Records from a data source:
· · · ·
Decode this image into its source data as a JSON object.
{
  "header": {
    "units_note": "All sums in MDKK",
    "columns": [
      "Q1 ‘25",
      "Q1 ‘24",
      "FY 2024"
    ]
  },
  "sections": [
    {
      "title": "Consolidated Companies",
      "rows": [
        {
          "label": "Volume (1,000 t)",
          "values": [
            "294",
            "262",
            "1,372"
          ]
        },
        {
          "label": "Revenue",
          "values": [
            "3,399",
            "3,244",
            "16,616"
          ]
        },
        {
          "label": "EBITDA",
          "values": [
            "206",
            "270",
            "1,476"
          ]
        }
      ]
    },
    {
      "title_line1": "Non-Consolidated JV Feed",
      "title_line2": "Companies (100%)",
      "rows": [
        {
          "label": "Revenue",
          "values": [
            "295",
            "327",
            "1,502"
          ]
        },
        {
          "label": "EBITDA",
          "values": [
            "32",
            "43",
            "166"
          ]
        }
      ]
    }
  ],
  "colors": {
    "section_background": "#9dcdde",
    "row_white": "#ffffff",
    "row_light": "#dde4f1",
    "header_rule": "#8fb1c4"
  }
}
· · · ·
YOUR INSTRUCTIONS: Would you write down every record again, exactly?

EXPECTED ANSWER:
Decode this image into its source data as a JSON object.
{
  "header": {
    "units_note": "All sums in MDKK",
    "columns": [
      "Q1 ‘25",
      "Q1 ‘24",
      "FY 2024"
    ]
  },
  "sections": [
    {
      "title": "Consolidated Companies",
      "rows": [
        {
          "label": "Volume (1,000 t)",
          "values": [
            "294",
            "262",
            "1,372"
          ]
        },
        {
          "label": "Revenue",
          "values": [
            "3,399",
            "3,244",
            "16,616"
          ]
        },
        {
          "label": "EBITDA",
          "values": [
            "206",
            "270",
            "1,476"
          ]
        }
      ]
    },
    {
      "title_line1": "Non-Consolidated JV Feed",
      "title_line2": "Companies (100%)",
      "rows": [
        {
          "label": "Revenue",
          "values": [
            "295",
            "327",
            "1,502"
          ]
        },
        {
          "label": "EBITDA",
          "values": [
            "32",
            "43",
            "166"
          ]
        }
      ]
    }
  ],
  "colors": {
    "section_background": "#9dcdde",
    "row_white": "#ffffff",
    "row_light": "#dde4f1",
    "header_rule": "#8fb1c4"
  }
}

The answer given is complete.